- Cover art by Erik Olson
- Developer: Cybertech
- Publisher: Strategic Simulations
- Producer: George MacDonald
- Designer: Al Escudero
- Writers: Al Brown Rick E. White
- Composers: Peter Grisdale Mark McGough
- Series: Gold Box
- Platform: MS-DOS
- Release: NA: 1992; EU: 1992;
- Genres: Role-playing, adventure, tactical role-playing
- Mode: Single-player

= Spelljammer: Pirates of Realmspace =

1992 video game

Spelljammer: Pirates of Realmspace is a video game for MS-DOS released by Strategic Simulations in 1992. It is a Dungeons & Dragons PC video game using the Advanced Dungeons & Dragons, Second Edition rules, and the Spelljammer setting. Spelljammer was programmed and designed by Cybertech Systems.

==Plot==
In the game, the player captains a ship and crew within the Spelljammer universe. The player can ship goods from planet to planet for a fee and take on simple missions including delivering people and goods, destroying pirates, and guarding the space lanes. As the player completes missions, the player's character gains reputation points, eventually gaining enough points to be asked to help rid Realmspace of a terrible danger. This mission leads to the simple plot in the game.

==Gameplay==

Movement screen

Spelljammers are magic ships that fly through "wildspace" to various planets. All the planets and wildspace for a system are contained in a Crystal Sphere. Outside the Crystal Sphere is the Phlogiston, also known as the "flow". Holes in the Crystal Sphere allow the flow to shine through, appearing as stars on planets. Spelljamming ships cannot enter the Phlogiston.

> [GIVEN RECORDS]:

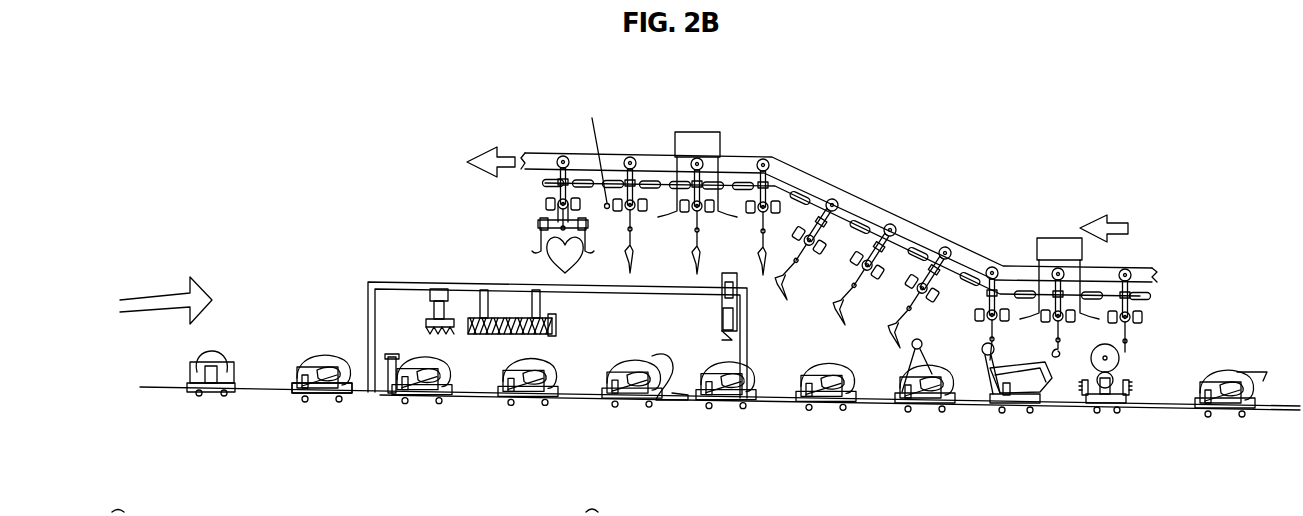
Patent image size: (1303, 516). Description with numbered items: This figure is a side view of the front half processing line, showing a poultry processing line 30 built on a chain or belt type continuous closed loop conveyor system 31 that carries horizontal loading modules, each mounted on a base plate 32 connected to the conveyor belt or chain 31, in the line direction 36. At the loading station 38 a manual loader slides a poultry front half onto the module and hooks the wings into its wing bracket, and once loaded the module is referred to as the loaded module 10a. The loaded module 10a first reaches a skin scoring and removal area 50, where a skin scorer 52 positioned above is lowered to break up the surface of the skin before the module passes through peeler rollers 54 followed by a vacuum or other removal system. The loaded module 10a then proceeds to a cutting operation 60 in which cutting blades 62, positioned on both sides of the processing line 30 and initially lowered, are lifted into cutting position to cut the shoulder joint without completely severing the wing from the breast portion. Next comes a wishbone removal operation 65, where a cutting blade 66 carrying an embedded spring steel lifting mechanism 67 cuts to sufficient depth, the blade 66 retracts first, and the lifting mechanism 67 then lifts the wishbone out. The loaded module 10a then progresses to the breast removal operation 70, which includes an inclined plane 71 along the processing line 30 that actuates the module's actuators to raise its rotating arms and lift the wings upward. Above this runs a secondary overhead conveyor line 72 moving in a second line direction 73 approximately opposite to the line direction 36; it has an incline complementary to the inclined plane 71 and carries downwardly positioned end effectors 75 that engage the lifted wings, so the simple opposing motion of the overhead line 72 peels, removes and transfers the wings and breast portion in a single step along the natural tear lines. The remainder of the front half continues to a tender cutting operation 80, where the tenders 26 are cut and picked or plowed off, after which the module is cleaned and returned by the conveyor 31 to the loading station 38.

The loaded module 10a is at (328, 353).
The tenders 26 is at (1228, 412).
The poultry processing line 30 is at (330, 265).
The continuous closed loop conveyor system 31 is at (270, 388).
The base plate 32 is at (321, 400).
The line direction 36 is at (166, 292).
The loading station 38 is at (211, 394).
The skin scoring and removal area 50 is at (441, 404).
The skin scorer 52 is at (435, 300).
The peeler rollers 54 is at (507, 328).
The cutting operation 60 is at (632, 406).
The cutting blades 62 is at (662, 360).
The wishbone removal operation 65 is at (726, 407).
The cutting blade 66 is at (722, 326).
The lifting mechanism 67 is at (722, 335).
The breast removal operation 70 is at (917, 412).
The inclined plane 71 is at (892, 392).
The secondary overhead conveyor line 72 is at (838, 182).
The second line direction 73 is at (1128, 228).
The end effectors 75 is at (1063, 343).
The tender cutting operation 80 is at (1126, 399).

> [WHAT IS BEING ASKED]: Reproduce the Spelljammer: Pirates of Realmspace page above word for word, from the cover art credit through the final line.

> [FULL OUTPUT]:
- Cover art by Erik Olson
- Developer: Cybertech
- Publisher: Strategic Simulations
- Producer: George MacDonald
- Designer: Al Escudero
- Writers: Al Brown Rick E. White
- Composers: Peter Grisdale Mark McGough
- Series: Gold Box
- Platform: MS-DOS
- Release: NA: 1992; EU: 1992;
- Genres: Role-playing, adventure, tactical role-playing
- Mode: Single-player

= Spelljammer: Pirates of Realmspace =

1992 video game

Spelljammer: Pirates of Realmspace is a video game for MS-DOS released by Strategic Simulations in 1992. It is a Dungeons & Dragons PC video game using the Advanced Dungeons & Dragons, Second Edition rules, and the Spelljammer setting. Spelljammer was programmed and designed by Cybertech Systems.

==Plot==
In the game, the player captains a ship and crew within the Spelljammer universe. The player can ship goods from planet to planet for a fee and take on simple missions including delivering people and goods, destroying pirates, and guarding the space lanes. As the player completes missions, the player's character gains reputation points, eventually gaining enough points to be asked to help rid Realmspace of a terrible danger. This mission leads to the simple plot in the game.

==Gameplay==

Movement screen

Spelljammers are magic ships that fly through "wildspace" to various planets. All the planets and wildspace for a system are contained in a Crystal Sphere. Outside the Crystal Sphere is the Phlogiston, also known as the "flow". Holes in the Crystal Sphere allow the flow to shine through, appearing as stars on planets. Spelljamming ships cannot enter the Phlogiston.